#### [Input records]
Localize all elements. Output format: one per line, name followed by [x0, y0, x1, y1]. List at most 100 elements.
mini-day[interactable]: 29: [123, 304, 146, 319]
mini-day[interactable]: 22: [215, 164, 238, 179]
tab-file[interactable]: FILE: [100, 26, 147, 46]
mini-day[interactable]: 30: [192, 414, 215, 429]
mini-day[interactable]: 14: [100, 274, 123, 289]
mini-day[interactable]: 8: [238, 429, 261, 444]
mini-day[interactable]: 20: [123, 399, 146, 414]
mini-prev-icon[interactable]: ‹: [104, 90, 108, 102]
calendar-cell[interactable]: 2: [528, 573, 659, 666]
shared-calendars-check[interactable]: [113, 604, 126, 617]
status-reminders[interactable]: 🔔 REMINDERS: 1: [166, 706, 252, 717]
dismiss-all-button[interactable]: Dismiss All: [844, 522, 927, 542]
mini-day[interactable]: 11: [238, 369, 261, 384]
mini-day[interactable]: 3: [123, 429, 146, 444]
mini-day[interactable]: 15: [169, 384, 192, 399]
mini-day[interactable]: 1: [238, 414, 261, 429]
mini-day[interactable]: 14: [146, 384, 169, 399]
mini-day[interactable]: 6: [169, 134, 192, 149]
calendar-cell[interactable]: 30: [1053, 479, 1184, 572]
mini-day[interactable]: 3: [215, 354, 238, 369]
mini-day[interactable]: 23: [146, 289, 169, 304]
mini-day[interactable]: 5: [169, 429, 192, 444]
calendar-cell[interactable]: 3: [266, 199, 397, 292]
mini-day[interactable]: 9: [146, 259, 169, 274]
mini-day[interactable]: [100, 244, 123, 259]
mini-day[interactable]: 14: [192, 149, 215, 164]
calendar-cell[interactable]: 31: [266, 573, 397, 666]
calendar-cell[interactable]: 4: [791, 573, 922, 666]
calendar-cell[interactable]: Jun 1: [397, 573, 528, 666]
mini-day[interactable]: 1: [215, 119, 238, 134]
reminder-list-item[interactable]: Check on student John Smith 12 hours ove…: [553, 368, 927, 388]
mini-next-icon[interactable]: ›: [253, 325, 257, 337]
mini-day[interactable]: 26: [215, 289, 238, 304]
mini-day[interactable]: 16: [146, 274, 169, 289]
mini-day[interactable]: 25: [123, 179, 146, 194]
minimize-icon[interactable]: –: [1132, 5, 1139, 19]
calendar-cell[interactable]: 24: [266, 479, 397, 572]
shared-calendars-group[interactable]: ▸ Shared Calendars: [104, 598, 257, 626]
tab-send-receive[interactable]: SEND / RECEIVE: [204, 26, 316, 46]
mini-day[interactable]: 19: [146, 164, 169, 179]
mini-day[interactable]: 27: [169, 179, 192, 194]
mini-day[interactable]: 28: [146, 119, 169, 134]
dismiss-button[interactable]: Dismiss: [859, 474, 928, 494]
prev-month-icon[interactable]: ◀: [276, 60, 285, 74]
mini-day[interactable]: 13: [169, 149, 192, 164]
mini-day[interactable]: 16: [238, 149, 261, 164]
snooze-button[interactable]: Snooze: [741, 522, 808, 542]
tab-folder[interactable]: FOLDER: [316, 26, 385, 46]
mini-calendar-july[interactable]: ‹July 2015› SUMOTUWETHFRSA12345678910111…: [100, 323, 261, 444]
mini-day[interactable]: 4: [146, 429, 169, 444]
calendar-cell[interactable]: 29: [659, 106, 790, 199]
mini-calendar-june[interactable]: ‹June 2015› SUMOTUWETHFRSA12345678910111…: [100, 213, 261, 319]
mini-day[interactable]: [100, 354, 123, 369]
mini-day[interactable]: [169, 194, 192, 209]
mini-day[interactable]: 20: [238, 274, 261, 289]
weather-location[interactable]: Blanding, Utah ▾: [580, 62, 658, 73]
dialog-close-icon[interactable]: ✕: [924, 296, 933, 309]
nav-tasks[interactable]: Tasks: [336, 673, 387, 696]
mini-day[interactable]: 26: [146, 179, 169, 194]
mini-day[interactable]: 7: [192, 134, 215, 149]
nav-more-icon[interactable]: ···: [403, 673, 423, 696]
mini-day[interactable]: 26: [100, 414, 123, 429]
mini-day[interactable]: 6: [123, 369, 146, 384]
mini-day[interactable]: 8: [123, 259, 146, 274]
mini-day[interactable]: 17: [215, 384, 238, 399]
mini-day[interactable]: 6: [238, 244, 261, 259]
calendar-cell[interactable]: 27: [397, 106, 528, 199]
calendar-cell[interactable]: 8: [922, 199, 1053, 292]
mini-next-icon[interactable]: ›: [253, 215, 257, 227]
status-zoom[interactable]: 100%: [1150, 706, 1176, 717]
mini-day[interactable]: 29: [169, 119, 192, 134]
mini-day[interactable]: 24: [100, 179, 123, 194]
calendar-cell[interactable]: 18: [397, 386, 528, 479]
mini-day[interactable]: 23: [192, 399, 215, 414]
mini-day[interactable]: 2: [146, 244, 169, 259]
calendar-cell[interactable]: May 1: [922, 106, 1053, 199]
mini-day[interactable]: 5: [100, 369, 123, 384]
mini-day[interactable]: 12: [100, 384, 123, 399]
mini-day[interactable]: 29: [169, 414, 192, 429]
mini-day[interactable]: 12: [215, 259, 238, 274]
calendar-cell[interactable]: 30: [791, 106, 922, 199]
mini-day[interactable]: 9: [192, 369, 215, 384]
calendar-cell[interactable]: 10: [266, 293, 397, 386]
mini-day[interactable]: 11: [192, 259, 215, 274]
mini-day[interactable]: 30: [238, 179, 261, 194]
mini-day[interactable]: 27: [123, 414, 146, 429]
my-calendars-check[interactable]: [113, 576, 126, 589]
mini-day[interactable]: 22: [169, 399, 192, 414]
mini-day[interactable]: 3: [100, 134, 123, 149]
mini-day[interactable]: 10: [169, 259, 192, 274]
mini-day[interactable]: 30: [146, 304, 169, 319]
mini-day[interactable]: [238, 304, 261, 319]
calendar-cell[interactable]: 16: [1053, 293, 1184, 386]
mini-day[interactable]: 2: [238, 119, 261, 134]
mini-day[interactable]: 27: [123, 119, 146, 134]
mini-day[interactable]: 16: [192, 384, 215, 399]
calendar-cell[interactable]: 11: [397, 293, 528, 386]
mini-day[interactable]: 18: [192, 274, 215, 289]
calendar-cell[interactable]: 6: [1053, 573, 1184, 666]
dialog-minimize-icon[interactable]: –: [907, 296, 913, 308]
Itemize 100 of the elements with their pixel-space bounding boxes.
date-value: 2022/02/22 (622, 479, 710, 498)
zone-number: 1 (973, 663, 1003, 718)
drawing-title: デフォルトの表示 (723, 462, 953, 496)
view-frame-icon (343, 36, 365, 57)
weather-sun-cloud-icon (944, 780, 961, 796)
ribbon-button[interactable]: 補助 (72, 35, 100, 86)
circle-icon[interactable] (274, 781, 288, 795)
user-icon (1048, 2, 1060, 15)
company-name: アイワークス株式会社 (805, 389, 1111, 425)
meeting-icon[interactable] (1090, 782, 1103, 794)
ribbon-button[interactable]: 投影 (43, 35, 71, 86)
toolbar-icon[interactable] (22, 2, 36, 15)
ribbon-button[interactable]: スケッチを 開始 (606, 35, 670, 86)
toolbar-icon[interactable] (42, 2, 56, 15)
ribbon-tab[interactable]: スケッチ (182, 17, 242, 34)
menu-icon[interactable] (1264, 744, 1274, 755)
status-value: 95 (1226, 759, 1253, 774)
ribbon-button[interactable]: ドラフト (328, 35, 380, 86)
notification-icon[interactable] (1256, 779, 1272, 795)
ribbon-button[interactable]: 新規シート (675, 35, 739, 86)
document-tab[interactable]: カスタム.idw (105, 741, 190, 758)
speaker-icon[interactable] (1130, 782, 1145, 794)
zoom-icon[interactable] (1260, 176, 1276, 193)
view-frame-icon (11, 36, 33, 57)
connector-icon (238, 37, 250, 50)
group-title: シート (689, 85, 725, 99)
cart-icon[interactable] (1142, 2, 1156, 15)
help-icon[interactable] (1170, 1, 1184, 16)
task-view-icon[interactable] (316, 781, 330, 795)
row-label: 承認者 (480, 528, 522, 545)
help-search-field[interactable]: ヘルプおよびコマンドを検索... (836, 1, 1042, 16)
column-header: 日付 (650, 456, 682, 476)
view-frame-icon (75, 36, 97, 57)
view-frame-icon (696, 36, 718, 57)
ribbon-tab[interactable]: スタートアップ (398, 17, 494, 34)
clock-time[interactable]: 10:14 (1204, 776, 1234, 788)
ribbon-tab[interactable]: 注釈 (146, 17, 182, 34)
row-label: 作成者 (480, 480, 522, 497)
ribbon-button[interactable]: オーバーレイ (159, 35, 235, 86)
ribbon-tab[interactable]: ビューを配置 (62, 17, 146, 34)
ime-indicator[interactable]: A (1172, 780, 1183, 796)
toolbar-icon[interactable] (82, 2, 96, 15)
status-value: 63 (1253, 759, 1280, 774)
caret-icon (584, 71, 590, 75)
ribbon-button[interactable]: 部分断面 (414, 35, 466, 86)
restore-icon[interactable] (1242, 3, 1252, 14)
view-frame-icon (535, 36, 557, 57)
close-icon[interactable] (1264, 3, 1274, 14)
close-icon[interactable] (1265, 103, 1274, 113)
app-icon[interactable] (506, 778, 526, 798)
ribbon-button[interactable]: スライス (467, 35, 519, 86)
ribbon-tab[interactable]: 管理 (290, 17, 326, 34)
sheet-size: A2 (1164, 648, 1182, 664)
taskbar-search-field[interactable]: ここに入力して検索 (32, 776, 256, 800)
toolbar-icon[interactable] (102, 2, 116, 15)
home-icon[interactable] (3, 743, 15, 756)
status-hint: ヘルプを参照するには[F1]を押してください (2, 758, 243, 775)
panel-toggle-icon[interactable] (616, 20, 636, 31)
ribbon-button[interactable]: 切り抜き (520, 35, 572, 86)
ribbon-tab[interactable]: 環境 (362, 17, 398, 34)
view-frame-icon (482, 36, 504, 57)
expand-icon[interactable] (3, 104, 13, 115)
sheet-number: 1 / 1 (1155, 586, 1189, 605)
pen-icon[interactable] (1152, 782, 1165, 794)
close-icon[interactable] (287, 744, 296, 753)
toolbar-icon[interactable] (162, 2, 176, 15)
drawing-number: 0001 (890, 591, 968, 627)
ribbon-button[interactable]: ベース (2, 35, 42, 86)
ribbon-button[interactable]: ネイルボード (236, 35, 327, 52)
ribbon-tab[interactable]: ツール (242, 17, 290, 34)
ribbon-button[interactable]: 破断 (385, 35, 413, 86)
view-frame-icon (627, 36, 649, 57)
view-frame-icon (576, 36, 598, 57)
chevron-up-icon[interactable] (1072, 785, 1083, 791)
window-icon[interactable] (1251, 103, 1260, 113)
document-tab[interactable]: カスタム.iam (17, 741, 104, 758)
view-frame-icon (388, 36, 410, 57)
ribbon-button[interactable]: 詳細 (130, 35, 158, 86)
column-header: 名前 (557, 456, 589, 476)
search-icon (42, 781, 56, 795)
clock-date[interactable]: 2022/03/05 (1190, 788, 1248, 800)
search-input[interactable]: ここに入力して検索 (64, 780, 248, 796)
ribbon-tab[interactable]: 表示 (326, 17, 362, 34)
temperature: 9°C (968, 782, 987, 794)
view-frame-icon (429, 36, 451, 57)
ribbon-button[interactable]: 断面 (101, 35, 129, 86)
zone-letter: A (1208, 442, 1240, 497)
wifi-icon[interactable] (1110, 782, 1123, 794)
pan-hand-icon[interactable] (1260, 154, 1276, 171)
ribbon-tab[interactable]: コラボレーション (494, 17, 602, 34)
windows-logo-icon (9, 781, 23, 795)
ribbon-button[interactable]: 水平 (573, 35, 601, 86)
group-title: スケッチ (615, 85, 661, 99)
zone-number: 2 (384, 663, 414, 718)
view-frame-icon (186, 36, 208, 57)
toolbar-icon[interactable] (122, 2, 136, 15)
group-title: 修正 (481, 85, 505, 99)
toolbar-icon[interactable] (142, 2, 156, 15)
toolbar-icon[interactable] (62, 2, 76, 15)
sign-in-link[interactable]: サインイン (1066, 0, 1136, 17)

#### [Stated task]
Reproduce the data from its first line through the line containing "522, 927, 542]", inclusive, substituting "mini-date" for every "mini-day" and leaving everything else unchanged.

#### [Solution for this problem]
Localize all elements. Output format: one per line, name followed by [x0, y0, x1, y1]. List at most 100 elements.
mini-date[interactable]: 29: [123, 304, 146, 319]
mini-date[interactable]: 22: [215, 164, 238, 179]
tab-file[interactable]: FILE: [100, 26, 147, 46]
mini-date[interactable]: 30: [192, 414, 215, 429]
mini-date[interactable]: 14: [100, 274, 123, 289]
mini-date[interactable]: 8: [238, 429, 261, 444]
mini-date[interactable]: 20: [123, 399, 146, 414]
mini-prev-icon[interactable]: ‹: [104, 90, 108, 102]
calendar-cell[interactable]: 2: [528, 573, 659, 666]
shared-calendars-check[interactable]: [113, 604, 126, 617]
status-reminders[interactable]: 🔔 REMINDERS: 1: [166, 706, 252, 717]
dismiss-all-button[interactable]: Dismiss All: [844, 522, 927, 542]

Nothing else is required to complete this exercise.